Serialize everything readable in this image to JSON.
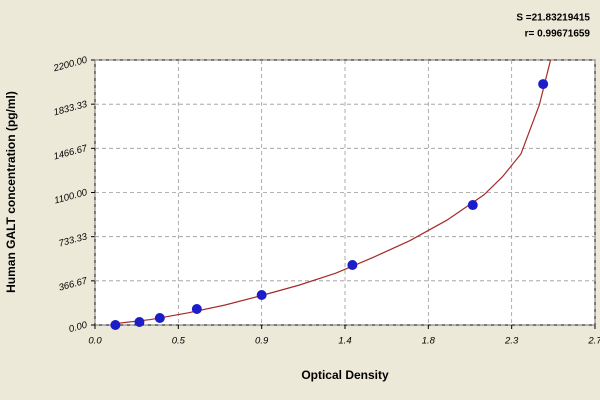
{
  "chart_data": {
    "type": "scatter",
    "xlabel": "Optical Density",
    "ylabel": "Human GALT concentration (pg/ml)",
    "annotations": [
      "S =21.83219415",
      "r= 0.99671659"
    ],
    "x": [
      0.11,
      0.24,
      0.35,
      0.55,
      0.9,
      1.39,
      2.04,
      2.42
    ],
    "values": [
      0,
      25,
      58,
      133,
      249,
      498,
      996,
      2000
    ],
    "color": "#1c1cc8",
    "curve": {
      "x": [
        0.1,
        0.3,
        0.5,
        0.7,
        0.9,
        1.1,
        1.3,
        1.5,
        1.7,
        1.9,
        2.1,
        2.2,
        2.3,
        2.4,
        2.46
      ],
      "values": [
        10,
        45,
        100,
        165,
        245,
        330,
        430,
        560,
        700,
        870,
        1080,
        1230,
        1420,
        1830,
        2200
      ],
      "color": "#a52a2a"
    },
    "xlim": [
      0,
      2.7
    ],
    "xticks": [
      {
        "value": 0,
        "label": "0.0"
      },
      {
        "value": 0.45,
        "label": "0.5"
      },
      0.9,
      {
        "value": 1.35,
        "label": "1.4"
      },
      1.8,
      {
        "value": 2.25,
        "label": "2.3"
      },
      2.7
    ],
    "ylim": [
      0,
      2200
    ],
    "yticks": [
      {
        "value": 0,
        "label": "0.00"
      },
      366.67,
      733.33,
      {
        "value": 1100,
        "label": "1100.00"
      },
      1466.67,
      1833.33,
      {
        "value": 2200,
        "label": "2200.00"
      }
    ],
    "grid": true
  }
}
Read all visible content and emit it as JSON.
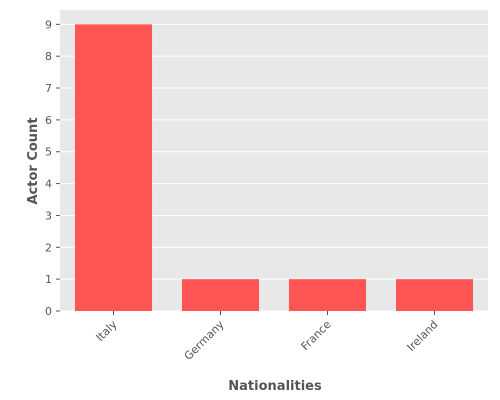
{
  "chart_data": {
    "type": "bar",
    "categories": [
      "Italy",
      "Germany",
      "France",
      "Ireland"
    ],
    "values": [
      9,
      1,
      1,
      1
    ],
    "xlabel": "Nationalities",
    "ylabel": "Actor Count",
    "ylim": [
      0,
      9.45
    ],
    "yticks": [
      0,
      1,
      2,
      3,
      4,
      5,
      6,
      7,
      8,
      9
    ],
    "grid": true,
    "x_tick_rotation": "45 degrees",
    "colors": {
      "bar": "#ff5555",
      "plot_background": "#e8e8e8",
      "grid": "#ffffff",
      "text": "#555555"
    }
  }
}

******************************

Stated goal:
Keep the pictures out of the copy and return the rest of the data above exactly.

Complete answer:
Serialize everything readable in this image to JSON.
{
  "chart_data": {
    "type": "scatter",
    "xlabel": "Optical Density",
    "ylabel": "Human GALT concentration (pg/ml)",
    "annotations": [
      "S =21.83219415",
      "r= 0.99671659"
    ],
    "x": [
      0.11,
      0.24,
      0.35,
      0.55,
      0.9,
      1.39,
      2.04,
      2.42
    ],
    "values": [
      0,
      25,
      58,
      133,
      249,
      498,
      996,
      2000
    ],
    "color": "#1c1cc8",
    "curve": {
      "x": [
        0.1,
        0.3,
        0.5,
        0.7,
        0.9,
        1.1,
        1.3,
        1.5,
        1.7,
        1.9,
        2.1,
        2.2,
        2.3,
        2.4,
        2.46
      ],
      "values": [
        10,
        45,
        100,
        165,
        245,
        330,
        430,
        560,
        700,
        870,
        1080,
        1230,
        1420,
        1830,
        2200
      ],
      "color": "#a52a2a"
    },
    "xlim": [
      0,
      2.7
    ],
    "xticks": [
      {
        "value": 0,
        "label": "0.0"
      },
      {
        "value": 0.45,
        "label": "0.5"
      },
      0.9,
      {
        "value": 1.35,
        "label": "1.4"
      },
      1.8,
      {
        "value": 2.25,
        "label": "2.3"
      },
      2.7
    ],
    "ylim": [
      0,
      2200
    ],
    "yticks": [
      {
        "value": 0,
        "label": "0.00"
      },
      366.67,
      733.33,
      {
        "value": 1100,
        "label": "1100.00"
      },
      1466.67,
      1833.33,
      {
        "value": 2200,
        "label": "2200.00"
      }
    ],
    "grid": true
  }
}
Read all visible content and emit it as JSON.
{
  "chart_data": {
    "type": "bar",
    "categories": [
      "Italy",
      "Germany",
      "France",
      "Ireland"
    ],
    "values": [
      9,
      1,
      1,
      1
    ],
    "xlabel": "Nationalities",
    "ylabel": "Actor Count",
    "ylim": [
      0,
      9.45
    ],
    "yticks": [
      0,
      1,
      2,
      3,
      4,
      5,
      6,
      7,
      8,
      9
    ],
    "grid": true,
    "x_tick_rotation": "45 degrees",
    "colors": {
      "bar": "#ff5555",
      "plot_background": "#e8e8e8",
      "grid": "#ffffff",
      "text": "#555555"
    }
  }
}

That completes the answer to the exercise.